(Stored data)
+-------+

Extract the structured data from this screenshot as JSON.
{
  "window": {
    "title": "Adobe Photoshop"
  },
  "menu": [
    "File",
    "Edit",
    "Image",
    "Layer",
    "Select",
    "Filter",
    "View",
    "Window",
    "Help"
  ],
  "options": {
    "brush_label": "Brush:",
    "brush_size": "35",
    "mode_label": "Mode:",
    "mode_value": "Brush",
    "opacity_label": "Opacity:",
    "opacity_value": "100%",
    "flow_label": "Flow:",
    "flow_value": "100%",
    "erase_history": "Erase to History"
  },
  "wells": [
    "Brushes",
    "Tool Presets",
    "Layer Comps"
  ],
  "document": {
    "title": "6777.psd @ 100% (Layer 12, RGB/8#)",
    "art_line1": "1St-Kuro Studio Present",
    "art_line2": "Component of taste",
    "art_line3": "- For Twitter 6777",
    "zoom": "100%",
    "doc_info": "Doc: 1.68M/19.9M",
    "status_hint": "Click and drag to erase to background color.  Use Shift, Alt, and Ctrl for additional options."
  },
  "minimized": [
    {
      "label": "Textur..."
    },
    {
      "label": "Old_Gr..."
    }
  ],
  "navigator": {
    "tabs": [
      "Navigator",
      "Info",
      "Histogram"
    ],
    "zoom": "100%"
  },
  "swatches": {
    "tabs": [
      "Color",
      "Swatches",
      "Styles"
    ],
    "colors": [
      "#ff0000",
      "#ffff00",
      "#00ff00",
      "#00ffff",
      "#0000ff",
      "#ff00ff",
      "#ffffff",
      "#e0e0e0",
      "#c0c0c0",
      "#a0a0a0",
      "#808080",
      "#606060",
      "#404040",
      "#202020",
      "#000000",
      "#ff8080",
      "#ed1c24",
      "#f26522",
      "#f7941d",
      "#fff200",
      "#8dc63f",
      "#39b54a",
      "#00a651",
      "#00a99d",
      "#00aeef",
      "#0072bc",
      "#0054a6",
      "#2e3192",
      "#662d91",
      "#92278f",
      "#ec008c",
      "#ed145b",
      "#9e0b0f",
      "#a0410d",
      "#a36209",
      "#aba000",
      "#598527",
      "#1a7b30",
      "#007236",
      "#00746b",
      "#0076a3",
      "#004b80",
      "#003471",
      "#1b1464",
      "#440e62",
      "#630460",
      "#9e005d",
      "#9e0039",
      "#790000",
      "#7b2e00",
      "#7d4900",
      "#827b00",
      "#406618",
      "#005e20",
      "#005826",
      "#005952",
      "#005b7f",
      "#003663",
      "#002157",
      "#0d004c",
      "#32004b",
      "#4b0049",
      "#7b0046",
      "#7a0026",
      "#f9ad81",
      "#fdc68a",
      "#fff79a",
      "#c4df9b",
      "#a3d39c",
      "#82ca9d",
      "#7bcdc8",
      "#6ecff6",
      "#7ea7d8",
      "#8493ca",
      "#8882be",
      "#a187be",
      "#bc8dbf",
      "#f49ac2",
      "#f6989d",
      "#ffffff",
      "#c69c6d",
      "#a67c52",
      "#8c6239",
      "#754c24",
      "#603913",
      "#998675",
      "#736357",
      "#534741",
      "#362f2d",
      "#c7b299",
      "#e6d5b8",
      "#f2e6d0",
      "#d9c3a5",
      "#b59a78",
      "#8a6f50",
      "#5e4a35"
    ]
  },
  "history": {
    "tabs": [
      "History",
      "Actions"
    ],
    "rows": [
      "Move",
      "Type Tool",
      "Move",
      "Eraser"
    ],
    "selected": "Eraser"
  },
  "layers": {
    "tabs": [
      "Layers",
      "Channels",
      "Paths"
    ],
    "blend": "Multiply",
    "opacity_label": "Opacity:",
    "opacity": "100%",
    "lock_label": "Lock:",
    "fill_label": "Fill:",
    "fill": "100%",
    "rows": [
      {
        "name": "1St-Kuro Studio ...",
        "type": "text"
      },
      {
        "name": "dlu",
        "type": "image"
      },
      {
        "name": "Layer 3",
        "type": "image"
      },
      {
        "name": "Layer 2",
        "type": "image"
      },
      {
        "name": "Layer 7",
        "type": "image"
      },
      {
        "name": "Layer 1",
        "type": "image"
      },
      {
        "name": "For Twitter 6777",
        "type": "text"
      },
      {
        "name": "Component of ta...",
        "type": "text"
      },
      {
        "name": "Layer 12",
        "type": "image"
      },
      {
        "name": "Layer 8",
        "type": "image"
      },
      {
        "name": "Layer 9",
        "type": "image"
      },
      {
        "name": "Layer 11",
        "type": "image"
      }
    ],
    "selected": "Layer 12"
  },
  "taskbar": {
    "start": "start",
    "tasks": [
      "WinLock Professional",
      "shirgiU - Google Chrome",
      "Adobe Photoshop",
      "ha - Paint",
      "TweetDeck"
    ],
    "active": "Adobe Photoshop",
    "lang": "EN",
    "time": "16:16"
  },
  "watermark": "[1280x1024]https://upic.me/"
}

+-------+

EXERCISE >>
Retype all of the entries precisely as they are.

SOLUTION >>
Extract the structured data from this screenshot as JSON.
{
  "window": {
    "title": "Adobe Photoshop"
  },
  "menu": [
    "File",
    "Edit",
    "Image",
    "Layer",
    "Select",
    "Filter",
    "View",
    "Window",
    "Help"
  ],
  "options": {
    "brush_label": "Brush:",
    "brush_size": "35",
    "mode_label": "Mode:",
    "mode_value": "Brush",
    "opacity_label": "Opacity:",
    "opacity_value": "100%",
    "flow_label": "Flow:",
    "flow_value": "100%",
    "erase_history": "Erase to History"
  },
  "wells": [
    "Brushes",
    "Tool Presets",
    "Layer Comps"
  ],
  "document": {
    "title": "6777.psd @ 100% (Layer 12, RGB/8#)",
    "art_line1": "1St-Kuro Studio Present",
    "art_line2": "Component of taste",
    "art_line3": "- For Twitter 6777",
    "zoom": "100%",
    "doc_info": "Doc: 1.68M/19.9M",
    "status_hint": "Click and drag to erase to background color.  Use Shift, Alt, and Ctrl for additional options."
  },
  "minimized": [
    {
      "label": "Textur..."
    },
    {
      "label": "Old_Gr..."
    }
  ],
  "navigator": {
    "tabs": [
      "Navigator",
      "Info",
      "Histogram"
    ],
    "zoom": "100%"
  },
  "swatches": {
    "tabs": [
      "Color",
      "Swatches",
      "Styles"
    ],
    "colors": [
      "#ff0000",
      "#ffff00",
      "#00ff00",
      "#00ffff",
      "#0000ff",
      "#ff00ff",
      "#ffffff",
      "#e0e0e0",
      "#c0c0c0",
      "#a0a0a0",
      "#808080",
      "#606060",
      "#404040",
      "#202020",
      "#000000",
      "#ff8080",
      "#ed1c24",
      "#f26522",
      "#f7941d",
      "#fff200",
      "#8dc63f",
      "#39b54a",
      "#00a651",
      "#00a99d",
      "#00aeef",
      "#0072bc",
      "#0054a6",
      "#2e3192",
      "#662d91",
      "#92278f",
      "#ec008c",
      "#ed145b",
      "#9e0b0f",
      "#a0410d",
      "#a36209",
      "#aba000",
      "#598527",
      "#1a7b30",
      "#007236",
      "#00746b",
      "#0076a3",
      "#004b80",
      "#003471",
      "#1b1464",
      "#440e62",
      "#630460",
      "#9e005d",
      "#9e0039",
      "#790000",
      "#7b2e00",
      "#7d4900",
      "#827b00",
      "#406618",
      "#005e20",
      "#005826",
      "#005952",
      "#005b7f",
      "#003663",
      "#002157",
      "#0d004c",
      "#32004b",
      "#4b0049",
      "#7b0046",
      "#7a0026",
      "#f9ad81",
      "#fdc68a",
      "#fff79a",
      "#c4df9b",
      "#a3d39c",
      "#82ca9d",
      "#7bcdc8",
      "#6ecff6",
      "#7ea7d8",
      "#8493ca",
      "#8882be",
      "#a187be",
      "#bc8dbf",
      "#f49ac2",
      "#f6989d",
      "#ffffff",
      "#c69c6d",
      "#a67c52",
      "#8c6239",
      "#754c24",
      "#603913",
      "#998675",
      "#736357",
      "#534741",
      "#362f2d",
      "#c7b299",
      "#e6d5b8",
      "#f2e6d0",
      "#d9c3a5",
      "#b59a78",
      "#8a6f50",
      "#5e4a35"
    ]
  },
  "history": {
    "tabs": [
      "History",
      "Actions"
    ],
    "rows": [
      "Move",
      "Type Tool",
      "Move",
      "Eraser"
    ],
    "selected": "Eraser"
  },
  "layers": {
    "tabs": [
      "Layers",
      "Channels",
      "Paths"
    ],
    "blend": "Multiply",
    "opacity_label": "Opacity:",
    "opacity": "100%",
    "lock_label": "Lock:",
    "fill_label": "Fill:",
    "fill": "100%",
    "rows": [
      {
        "name": "1St-Kuro Studio ...",
        "type": "text"
      },
      {
        "name": "dlu",
        "type": "image"
      },
      {
        "name": "Layer 3",
        "type": "image"
      },
      {
        "name": "Layer 2",
        "type": "image"
      },
      {
        "name": "Layer 7",
        "type": "image"
      },
      {
        "name": "Layer 1",
        "type": "image"
      },
      {
        "name": "For Twitter 6777",
        "type": "text"
      },
      {
        "name": "Component of ta...",
        "type": "text"
      },
      {
        "name": "Layer 12",
        "type": "image"
      },
      {
        "name": "Layer 8",
        "type": "image"
      },
      {
        "name": "Layer 9",
        "type": "image"
      },
      {
        "name": "Layer 11",
        "type": "image"
      }
    ],
    "selected": "Layer 12"
  },
  "taskbar": {
    "start": "start",
    "tasks": [
      "WinLock Professional",
      "shirgiU - Google Chrome",
      "Adobe Photoshop",
      "ha - Paint",
      "TweetDeck"
    ],
    "active": "Adobe Photoshop",
    "lang": "EN",
    "time": "16:16"
  },
  "watermark": "[1280x1024]https://upic.me/"
}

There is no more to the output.